4. Tendances actuelles de la restauration
• Le rôle du restaurateur
La restauration, dont le sens se restreint au fur et à mesure de l'évolution de l'histoire, ne peut avoir pour antidote la dérestauration. Comment l'époque actuelle définit-elle alors le rôle du restaurateur ?
Du vieillissement naturel de la matière aux mutilations volontaires, les marques du temps sur l'œuvre d'art situent toujours la restauration dans l'histoire. C'est pourquoi la préoccupation dominante reste le respect des témoignages que porte en lui tout objet qui a traversé plusieurs époques. Chacune d'elle a laissé un signe, qui est rarement sans valeur. La reconnaissance de cette réalité est inscrite dans la Charte de Venise et son principe s'applique désormais à toute intervention, qu'elle soit du domaine de l'architecture ou des objets d'art. La Charte, qui date de 1964, rend son sens à tous les éléments complexes juxtaposés, surajoutés aux œuvres d'art, et respectables dans leur valeur de témoins pour la connaissance objective du passé dans sa prise de conscience par le présent.
Considérant les erreurs des restaurateurs du passé et l'emprise à sens unique du couple restauration-dérestauration, l'intervention actuelle veut pouvoir être réversible. Dès la fin du xviie siècle, le restaurateur Carlo Maratta utilisait le pastel pour ses retouches, car il voulait garantir cette réversibilité. Cela serait en effet la seule garantie de pouvoir dissocier l'ajout de la restauration, restitution sculptée, surpeint, complément tissé ou brodé... sans risquer d'endommager la pièce originale, même si elle n'est plus donnée dans l'intégralité de son authenticité.

————

§ **CONSIGNE 1**
Recopiez le passage du texte sur la restauration qui commence à « Du vieillissement naturel » et se termine à « par le présent. ».
§ **CONSIGNE 2**
Répondez aux questions suivantes à partir du texte sur la restauration :
(a) De quelle année date la Charte de Venise ?
(b) Quel matériau Carlo Maratta employait-il pour ses retouches ?
(c) Quelle qualité l'intervention actuelle veut-elle pouvoir présenter ?

Éléments répertoriés dans un jeu de données:

————

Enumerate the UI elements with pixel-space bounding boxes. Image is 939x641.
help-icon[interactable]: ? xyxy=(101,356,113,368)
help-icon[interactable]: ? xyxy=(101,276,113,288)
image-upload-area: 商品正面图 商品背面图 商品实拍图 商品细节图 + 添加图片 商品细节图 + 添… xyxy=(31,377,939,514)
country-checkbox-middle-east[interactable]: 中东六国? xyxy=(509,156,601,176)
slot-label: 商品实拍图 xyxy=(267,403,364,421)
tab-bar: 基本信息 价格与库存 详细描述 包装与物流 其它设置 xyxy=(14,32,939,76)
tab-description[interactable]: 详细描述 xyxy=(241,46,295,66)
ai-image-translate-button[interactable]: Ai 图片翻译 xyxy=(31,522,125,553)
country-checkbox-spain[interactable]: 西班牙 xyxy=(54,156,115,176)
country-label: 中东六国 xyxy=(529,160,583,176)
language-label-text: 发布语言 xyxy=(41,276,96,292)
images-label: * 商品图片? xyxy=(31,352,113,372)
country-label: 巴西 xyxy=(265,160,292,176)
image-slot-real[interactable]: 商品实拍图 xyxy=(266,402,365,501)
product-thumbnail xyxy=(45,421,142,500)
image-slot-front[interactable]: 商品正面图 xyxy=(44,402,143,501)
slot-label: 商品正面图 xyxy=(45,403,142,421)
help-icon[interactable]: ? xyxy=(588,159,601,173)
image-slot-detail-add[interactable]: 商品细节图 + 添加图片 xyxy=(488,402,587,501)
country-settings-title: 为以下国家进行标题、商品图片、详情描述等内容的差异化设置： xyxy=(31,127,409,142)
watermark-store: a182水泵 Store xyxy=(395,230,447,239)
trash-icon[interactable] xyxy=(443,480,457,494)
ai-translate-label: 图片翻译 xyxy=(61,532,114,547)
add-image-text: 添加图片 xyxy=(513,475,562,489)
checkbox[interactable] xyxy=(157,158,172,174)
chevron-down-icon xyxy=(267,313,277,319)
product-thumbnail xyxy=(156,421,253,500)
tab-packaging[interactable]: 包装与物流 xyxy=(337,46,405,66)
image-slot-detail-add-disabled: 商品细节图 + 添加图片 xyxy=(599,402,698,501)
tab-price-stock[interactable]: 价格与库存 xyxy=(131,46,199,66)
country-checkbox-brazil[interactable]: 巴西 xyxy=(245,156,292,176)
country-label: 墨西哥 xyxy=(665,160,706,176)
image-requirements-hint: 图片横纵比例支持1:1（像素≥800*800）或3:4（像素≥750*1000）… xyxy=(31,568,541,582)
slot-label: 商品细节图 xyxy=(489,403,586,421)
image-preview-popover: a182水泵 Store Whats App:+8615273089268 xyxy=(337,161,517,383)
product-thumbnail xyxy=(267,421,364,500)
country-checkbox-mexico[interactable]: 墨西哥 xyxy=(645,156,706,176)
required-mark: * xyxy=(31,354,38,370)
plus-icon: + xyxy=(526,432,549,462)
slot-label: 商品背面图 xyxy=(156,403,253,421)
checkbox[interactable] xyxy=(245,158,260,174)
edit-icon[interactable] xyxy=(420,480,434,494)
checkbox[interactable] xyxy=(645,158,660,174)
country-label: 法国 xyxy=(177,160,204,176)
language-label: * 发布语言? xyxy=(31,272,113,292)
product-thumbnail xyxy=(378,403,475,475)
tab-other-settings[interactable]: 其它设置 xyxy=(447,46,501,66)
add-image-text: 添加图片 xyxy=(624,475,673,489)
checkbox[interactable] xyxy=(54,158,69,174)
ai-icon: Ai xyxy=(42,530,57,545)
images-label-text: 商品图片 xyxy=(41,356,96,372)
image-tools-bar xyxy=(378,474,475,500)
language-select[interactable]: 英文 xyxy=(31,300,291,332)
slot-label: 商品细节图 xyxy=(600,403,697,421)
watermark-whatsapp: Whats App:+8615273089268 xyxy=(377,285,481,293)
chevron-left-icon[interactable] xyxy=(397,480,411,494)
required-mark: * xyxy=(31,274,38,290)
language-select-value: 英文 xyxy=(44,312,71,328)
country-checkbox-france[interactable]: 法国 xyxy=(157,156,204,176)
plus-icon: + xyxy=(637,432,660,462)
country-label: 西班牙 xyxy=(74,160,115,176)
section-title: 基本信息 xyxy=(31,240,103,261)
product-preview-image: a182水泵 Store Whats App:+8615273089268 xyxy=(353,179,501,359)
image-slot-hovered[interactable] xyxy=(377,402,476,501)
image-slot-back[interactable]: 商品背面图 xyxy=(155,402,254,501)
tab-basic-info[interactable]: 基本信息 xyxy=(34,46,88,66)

————

§ **RÉPONSE 1**
Du vieillissement naturel de la matière aux mutilations volontaires, les marques du temps sur l'œuvre d'art situent toujours la restauration dans l'histoire. C'est pourquoi la préoccupation dominante reste le respect des témoignages que porte en lui tout objet qui a traversé plusieurs époques. Chacune d'elle a laissé un signe, qui est rarement sans valeur. La reconnaissance de cette réalité est inscrite dans la Charte de Venise et son principe s'applique désormais à toute intervention, qu'elle soit du domaine de l'architecture ou des objets d'art. La Charte, qui date de 1964, rend son sens à tous les éléments complexes juxtaposés, surajoutés aux œuvres d'art, et respectables dans leur valeur de témoins pour la connaissance objective du passé dans sa prise de conscience par le présent.

§ **RÉPONSE 2**
(a) 1964.
(b) Le pastel.
(c) La réversibilité.